> [What is asked]:
Rewrite the records below, changing every "dash-separator" to "divider-line" and leaving everything else unchanged.

************

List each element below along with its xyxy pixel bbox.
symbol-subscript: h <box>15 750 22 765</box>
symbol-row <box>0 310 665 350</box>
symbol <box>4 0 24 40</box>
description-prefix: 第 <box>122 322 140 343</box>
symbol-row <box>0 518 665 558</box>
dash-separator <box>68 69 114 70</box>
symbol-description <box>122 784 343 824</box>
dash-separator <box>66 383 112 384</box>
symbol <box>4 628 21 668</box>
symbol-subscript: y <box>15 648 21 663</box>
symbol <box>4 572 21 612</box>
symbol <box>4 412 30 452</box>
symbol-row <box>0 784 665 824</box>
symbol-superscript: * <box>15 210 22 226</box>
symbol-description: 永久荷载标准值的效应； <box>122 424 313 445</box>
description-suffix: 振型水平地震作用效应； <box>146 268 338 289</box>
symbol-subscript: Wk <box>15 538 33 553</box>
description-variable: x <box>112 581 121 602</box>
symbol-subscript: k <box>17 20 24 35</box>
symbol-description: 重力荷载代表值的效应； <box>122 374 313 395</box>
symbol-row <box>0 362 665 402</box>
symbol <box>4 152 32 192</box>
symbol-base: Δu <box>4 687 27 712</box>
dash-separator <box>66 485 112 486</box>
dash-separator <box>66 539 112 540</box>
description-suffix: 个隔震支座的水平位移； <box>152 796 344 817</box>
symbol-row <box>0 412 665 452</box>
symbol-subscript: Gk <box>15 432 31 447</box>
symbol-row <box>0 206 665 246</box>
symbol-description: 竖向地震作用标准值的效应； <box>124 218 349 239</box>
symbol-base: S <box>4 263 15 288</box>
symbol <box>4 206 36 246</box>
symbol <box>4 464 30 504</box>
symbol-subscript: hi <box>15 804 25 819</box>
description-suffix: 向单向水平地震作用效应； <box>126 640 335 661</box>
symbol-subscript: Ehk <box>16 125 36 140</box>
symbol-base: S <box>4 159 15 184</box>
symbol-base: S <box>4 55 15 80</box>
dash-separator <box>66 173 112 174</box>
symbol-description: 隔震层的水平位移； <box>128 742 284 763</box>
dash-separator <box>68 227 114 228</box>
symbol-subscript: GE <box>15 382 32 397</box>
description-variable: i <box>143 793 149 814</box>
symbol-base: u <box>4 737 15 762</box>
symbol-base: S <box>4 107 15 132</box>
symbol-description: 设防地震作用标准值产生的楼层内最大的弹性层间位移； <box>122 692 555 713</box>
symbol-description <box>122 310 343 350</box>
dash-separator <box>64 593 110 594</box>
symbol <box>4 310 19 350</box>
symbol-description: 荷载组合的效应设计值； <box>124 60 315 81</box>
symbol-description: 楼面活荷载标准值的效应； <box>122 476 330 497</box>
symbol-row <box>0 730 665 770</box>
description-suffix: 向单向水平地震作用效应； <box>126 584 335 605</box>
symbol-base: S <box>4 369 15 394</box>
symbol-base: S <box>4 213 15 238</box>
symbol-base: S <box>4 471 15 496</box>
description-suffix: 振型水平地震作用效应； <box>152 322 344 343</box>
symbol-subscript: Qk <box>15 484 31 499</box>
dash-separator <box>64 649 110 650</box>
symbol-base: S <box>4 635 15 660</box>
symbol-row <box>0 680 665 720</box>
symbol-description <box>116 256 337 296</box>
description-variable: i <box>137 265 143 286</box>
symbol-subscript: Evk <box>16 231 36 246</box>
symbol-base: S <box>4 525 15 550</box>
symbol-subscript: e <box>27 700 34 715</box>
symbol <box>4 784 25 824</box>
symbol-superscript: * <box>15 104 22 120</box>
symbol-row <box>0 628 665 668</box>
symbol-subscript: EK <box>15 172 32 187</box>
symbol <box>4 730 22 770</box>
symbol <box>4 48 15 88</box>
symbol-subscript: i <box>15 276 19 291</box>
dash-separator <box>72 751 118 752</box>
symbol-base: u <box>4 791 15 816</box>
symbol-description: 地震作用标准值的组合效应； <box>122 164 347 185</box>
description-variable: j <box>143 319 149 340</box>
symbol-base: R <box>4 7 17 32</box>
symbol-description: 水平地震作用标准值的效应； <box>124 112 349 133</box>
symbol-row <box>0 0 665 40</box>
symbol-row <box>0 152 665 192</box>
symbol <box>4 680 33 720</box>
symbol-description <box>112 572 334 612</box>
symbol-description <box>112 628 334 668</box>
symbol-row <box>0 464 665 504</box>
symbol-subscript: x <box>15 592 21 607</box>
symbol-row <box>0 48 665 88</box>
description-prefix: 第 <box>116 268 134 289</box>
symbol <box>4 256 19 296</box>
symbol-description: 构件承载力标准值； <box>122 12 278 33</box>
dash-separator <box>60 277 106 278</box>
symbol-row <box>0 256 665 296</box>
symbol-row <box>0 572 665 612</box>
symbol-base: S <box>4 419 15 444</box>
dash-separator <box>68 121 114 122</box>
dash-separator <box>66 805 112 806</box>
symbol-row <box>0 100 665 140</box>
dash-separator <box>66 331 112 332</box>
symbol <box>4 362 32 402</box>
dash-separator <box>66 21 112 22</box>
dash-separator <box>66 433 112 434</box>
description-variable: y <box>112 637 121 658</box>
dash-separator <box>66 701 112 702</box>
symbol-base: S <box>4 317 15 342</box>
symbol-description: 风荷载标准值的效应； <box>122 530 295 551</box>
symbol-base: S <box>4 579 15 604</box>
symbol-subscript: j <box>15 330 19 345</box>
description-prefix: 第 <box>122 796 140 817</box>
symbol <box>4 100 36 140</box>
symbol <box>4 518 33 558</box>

************

> [Response to this exercise]:
List each element below along with its xyxy pixel bbox.
symbol-subscript: h <box>15 750 22 765</box>
symbol-row <box>0 310 665 350</box>
symbol <box>4 0 24 40</box>
description-prefix: 第 <box>122 322 140 343</box>
symbol-row <box>0 518 665 558</box>
divider-line <box>68 69 114 70</box>
symbol-description <box>122 784 343 824</box>
divider-line <box>66 383 112 384</box>
symbol <box>4 628 21 668</box>
symbol-subscript: y <box>15 648 21 663</box>
symbol <box>4 572 21 612</box>
symbol <box>4 412 30 452</box>
symbol-row <box>0 784 665 824</box>
symbol-superscript: * <box>15 210 22 226</box>
symbol-description: 永久荷载标准值的效应； <box>122 424 313 445</box>
description-suffix: 振型水平地震作用效应； <box>146 268 338 289</box>
symbol-subscript: Wk <box>15 538 33 553</box>
description-variable: x <box>112 581 121 602</box>
symbol-subscript: k <box>17 20 24 35</box>
symbol-description: 重力荷载代表值的效应； <box>122 374 313 395</box>
symbol-row <box>0 362 665 402</box>
symbol <box>4 152 32 192</box>
symbol-base: Δu <box>4 687 27 712</box>
divider-line <box>66 485 112 486</box>
divider-line <box>66 539 112 540</box>
description-suffix: 个隔震支座的水平位移； <box>152 796 344 817</box>
symbol-row <box>0 412 665 452</box>
symbol-subscript: Gk <box>15 432 31 447</box>
symbol-row <box>0 206 665 246</box>
symbol-description: 竖向地震作用标准值的效应； <box>124 218 349 239</box>
symbol-base: S <box>4 263 15 288</box>
symbol <box>4 206 36 246</box>
symbol <box>4 464 30 504</box>
symbol-subscript: hi <box>15 804 25 819</box>
description-suffix: 向单向水平地震作用效应； <box>126 640 335 661</box>
symbol-subscript: Ehk <box>16 125 36 140</box>
symbol-base: S <box>4 159 15 184</box>
symbol-base: S <box>4 55 15 80</box>
divider-line <box>66 173 112 174</box>
symbol-description: 隔震层的水平位移； <box>128 742 284 763</box>
divider-line <box>68 227 114 228</box>
symbol-subscript: GE <box>15 382 32 397</box>
description-variable: i <box>143 793 149 814</box>
symbol-base: u <box>4 737 15 762</box>
symbol-base: S <box>4 107 15 132</box>
symbol-description: 设防地震作用标准值产生的楼层内最大的弹性层间位移； <box>122 692 555 713</box>
symbol-description <box>122 310 343 350</box>
divider-line <box>64 593 110 594</box>
symbol <box>4 310 19 350</box>
symbol-description: 荷载组合的效应设计值； <box>124 60 315 81</box>
symbol-description: 楼面活荷载标准值的效应； <box>122 476 330 497</box>
symbol-row <box>0 730 665 770</box>
description-suffix: 向单向水平地震作用效应； <box>126 584 335 605</box>
symbol-base: S <box>4 369 15 394</box>
symbol-base: S <box>4 213 15 238</box>
symbol-base: S <box>4 471 15 496</box>
description-suffix: 振型水平地震作用效应； <box>152 322 344 343</box>
symbol-subscript: Qk <box>15 484 31 499</box>
divider-line <box>64 649 110 650</box>
symbol-base: S <box>4 635 15 660</box>
symbol-row <box>0 680 665 720</box>
symbol-description <box>116 256 337 296</box>
description-variable: i <box>137 265 143 286</box>
symbol-subscript: Evk <box>16 231 36 246</box>
symbol-base: S <box>4 525 15 550</box>
symbol-subscript: e <box>27 700 34 715</box>
symbol <box>4 784 25 824</box>
symbol-superscript: * <box>15 104 22 120</box>
symbol-row <box>0 628 665 668</box>
symbol-subscript: EK <box>15 172 32 187</box>
symbol <box>4 730 22 770</box>
symbol <box>4 48 15 88</box>
symbol-subscript: i <box>15 276 19 291</box>
divider-line <box>72 751 118 752</box>
symbol-base: u <box>4 791 15 816</box>
symbol-description: 地震作用标准值的组合效应； <box>122 164 347 185</box>
description-variable: j <box>143 319 149 340</box>
symbol-base: R <box>4 7 17 32</box>
symbol-description: 水平地震作用标准值的效应； <box>124 112 349 133</box>
symbol-row <box>0 0 665 40</box>
symbol-row <box>0 152 665 192</box>
symbol <box>4 680 33 720</box>
symbol-description <box>112 572 334 612</box>
symbol-description <box>112 628 334 668</box>
symbol-row <box>0 464 665 504</box>
symbol-subscript: x <box>15 592 21 607</box>
symbol-row <box>0 48 665 88</box>
description-prefix: 第 <box>116 268 134 289</box>
symbol <box>4 256 19 296</box>
symbol-description: 构件承载力标准值； <box>122 12 278 33</box>
divider-line <box>60 277 106 278</box>
symbol-row <box>0 256 665 296</box>
symbol-row <box>0 572 665 612</box>
symbol-base: S <box>4 419 15 444</box>
divider-line <box>68 121 114 122</box>
divider-line <box>66 805 112 806</box>
symbol-row <box>0 100 665 140</box>
divider-line <box>66 331 112 332</box>
symbol <box>4 362 32 402</box>
divider-line <box>66 21 112 22</box>
divider-line <box>66 433 112 434</box>
description-variable: y <box>112 637 121 658</box>
divider-line <box>66 701 112 702</box>
symbol-base: S <box>4 317 15 342</box>
symbol-description: 风荷载标准值的效应； <box>122 530 295 551</box>
symbol-base: S <box>4 579 15 604</box>
symbol-subscript: j <box>15 330 19 345</box>
description-prefix: 第 <box>122 796 140 817</box>
symbol <box>4 100 36 140</box>
symbol <box>4 518 33 558</box>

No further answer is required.